GIVEN TASK
Assemble all lines in which the string "this" appears.

SOURCE RECORDS
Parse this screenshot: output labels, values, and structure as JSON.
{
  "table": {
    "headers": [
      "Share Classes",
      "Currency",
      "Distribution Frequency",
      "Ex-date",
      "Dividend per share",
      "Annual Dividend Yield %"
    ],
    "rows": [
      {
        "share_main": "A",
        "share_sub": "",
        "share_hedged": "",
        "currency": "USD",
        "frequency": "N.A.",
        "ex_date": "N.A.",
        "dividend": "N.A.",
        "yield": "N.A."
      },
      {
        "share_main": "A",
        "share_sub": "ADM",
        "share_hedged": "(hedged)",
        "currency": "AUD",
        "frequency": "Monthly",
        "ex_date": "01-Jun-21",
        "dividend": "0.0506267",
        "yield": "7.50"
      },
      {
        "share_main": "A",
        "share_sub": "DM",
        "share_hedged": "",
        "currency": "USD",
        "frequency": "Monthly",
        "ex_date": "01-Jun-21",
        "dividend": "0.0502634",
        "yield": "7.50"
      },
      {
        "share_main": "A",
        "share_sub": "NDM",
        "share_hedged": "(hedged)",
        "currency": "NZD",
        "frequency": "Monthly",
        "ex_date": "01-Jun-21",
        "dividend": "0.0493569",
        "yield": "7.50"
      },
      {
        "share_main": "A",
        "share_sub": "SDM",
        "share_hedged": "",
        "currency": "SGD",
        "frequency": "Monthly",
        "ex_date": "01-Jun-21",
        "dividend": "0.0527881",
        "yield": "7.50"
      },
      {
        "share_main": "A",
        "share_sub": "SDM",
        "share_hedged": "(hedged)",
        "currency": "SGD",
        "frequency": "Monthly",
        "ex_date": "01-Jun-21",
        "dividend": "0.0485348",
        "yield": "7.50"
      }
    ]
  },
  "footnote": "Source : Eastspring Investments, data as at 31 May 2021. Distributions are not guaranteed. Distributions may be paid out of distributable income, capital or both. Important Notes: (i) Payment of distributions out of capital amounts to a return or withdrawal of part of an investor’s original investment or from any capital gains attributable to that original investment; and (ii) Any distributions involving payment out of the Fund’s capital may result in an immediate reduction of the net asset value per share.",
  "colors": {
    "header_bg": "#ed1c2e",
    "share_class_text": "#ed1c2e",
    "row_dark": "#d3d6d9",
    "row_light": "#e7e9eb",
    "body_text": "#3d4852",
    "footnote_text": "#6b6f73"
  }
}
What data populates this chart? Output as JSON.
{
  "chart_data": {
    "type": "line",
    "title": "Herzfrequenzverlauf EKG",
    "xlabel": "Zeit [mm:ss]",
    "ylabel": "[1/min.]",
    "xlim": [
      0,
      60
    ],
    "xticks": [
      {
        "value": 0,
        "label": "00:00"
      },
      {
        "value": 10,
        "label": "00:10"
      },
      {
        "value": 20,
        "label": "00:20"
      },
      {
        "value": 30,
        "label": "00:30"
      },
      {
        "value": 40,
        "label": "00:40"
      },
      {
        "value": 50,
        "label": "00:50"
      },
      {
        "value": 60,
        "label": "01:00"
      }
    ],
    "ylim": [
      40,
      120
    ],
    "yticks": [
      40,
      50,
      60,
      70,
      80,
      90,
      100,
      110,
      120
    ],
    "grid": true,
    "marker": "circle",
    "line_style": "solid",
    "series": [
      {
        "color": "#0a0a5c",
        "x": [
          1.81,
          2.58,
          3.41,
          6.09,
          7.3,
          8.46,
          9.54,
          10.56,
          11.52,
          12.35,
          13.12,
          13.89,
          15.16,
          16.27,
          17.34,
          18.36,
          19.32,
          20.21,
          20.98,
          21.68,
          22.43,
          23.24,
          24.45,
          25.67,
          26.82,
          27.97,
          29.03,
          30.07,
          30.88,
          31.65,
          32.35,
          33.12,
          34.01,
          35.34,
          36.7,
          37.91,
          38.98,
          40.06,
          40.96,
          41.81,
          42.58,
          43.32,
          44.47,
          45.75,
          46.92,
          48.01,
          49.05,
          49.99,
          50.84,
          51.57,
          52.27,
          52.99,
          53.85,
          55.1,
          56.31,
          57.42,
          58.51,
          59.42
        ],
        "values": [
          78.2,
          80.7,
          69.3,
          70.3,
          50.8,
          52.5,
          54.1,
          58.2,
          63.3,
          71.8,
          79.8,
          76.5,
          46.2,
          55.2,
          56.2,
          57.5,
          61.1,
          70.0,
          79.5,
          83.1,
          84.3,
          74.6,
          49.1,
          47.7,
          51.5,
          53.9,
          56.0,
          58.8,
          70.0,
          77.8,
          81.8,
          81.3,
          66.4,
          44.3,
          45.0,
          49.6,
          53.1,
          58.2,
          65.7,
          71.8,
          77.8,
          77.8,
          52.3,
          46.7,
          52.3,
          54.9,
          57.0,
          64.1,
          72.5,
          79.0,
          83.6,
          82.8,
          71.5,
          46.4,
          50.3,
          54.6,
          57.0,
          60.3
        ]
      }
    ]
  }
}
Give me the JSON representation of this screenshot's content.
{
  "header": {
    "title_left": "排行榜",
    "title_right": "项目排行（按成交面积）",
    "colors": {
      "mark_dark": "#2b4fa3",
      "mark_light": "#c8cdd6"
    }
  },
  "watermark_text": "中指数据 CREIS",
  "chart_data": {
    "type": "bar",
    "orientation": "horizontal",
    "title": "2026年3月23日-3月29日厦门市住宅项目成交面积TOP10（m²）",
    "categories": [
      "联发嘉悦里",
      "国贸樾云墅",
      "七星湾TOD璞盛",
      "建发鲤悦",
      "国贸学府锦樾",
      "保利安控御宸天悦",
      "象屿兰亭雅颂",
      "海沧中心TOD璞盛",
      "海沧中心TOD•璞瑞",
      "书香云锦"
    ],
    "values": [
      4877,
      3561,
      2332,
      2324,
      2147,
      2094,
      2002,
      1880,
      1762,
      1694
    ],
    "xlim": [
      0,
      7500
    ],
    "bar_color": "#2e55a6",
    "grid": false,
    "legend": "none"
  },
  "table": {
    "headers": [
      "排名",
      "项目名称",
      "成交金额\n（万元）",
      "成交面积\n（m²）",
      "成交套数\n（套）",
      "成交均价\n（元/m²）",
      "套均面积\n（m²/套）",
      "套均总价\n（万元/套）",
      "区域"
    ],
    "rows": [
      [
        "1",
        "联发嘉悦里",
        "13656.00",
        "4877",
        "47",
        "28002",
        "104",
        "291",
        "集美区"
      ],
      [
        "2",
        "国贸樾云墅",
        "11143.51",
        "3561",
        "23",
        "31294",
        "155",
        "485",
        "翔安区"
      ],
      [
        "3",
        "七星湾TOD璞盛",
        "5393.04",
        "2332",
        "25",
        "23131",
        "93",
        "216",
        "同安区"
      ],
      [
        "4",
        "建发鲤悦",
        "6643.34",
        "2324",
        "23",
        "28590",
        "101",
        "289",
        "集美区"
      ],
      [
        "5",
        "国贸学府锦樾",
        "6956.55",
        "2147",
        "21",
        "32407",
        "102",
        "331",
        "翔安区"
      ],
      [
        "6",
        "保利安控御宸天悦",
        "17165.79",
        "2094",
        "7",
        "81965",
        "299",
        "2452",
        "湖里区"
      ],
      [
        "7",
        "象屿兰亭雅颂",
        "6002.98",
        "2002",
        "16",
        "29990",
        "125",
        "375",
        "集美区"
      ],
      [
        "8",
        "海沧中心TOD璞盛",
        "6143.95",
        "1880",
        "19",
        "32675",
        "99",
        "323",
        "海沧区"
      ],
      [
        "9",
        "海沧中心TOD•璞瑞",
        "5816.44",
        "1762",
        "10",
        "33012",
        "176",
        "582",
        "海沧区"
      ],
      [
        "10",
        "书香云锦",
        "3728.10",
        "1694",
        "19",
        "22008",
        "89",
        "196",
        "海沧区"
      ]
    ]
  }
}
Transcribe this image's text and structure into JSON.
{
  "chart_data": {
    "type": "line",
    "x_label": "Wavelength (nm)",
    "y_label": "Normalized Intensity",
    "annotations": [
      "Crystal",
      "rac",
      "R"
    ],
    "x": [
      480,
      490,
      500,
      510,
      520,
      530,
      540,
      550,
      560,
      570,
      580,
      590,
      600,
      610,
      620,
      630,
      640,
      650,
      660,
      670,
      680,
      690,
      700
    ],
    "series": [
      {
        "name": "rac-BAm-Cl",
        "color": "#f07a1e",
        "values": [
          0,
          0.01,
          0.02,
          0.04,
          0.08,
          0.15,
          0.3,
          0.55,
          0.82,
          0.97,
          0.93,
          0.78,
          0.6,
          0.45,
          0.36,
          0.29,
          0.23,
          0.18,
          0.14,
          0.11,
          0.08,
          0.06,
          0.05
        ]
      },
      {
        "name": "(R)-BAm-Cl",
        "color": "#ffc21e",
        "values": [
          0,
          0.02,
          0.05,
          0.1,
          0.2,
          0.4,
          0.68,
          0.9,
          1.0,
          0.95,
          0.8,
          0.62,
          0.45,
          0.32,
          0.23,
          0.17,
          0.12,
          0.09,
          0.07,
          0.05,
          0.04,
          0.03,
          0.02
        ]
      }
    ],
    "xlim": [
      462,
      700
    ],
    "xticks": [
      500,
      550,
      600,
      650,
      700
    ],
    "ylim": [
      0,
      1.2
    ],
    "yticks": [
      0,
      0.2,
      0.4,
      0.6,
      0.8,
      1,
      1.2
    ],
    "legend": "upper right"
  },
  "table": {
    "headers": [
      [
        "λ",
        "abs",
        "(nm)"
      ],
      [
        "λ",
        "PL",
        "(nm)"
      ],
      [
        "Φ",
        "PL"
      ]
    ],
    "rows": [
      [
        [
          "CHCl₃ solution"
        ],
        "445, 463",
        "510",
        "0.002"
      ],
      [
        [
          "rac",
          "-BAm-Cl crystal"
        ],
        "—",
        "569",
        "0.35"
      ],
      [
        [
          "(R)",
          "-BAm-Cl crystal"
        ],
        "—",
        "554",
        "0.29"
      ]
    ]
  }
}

SOLVED EXERCISE
Parse this screenshot: output labels, values, and structure as JSON.
What data populates this chart? Output as JSON.
Give me the JSON representation of this screenshot's content.
Transcribe this image's text and structure into JSON.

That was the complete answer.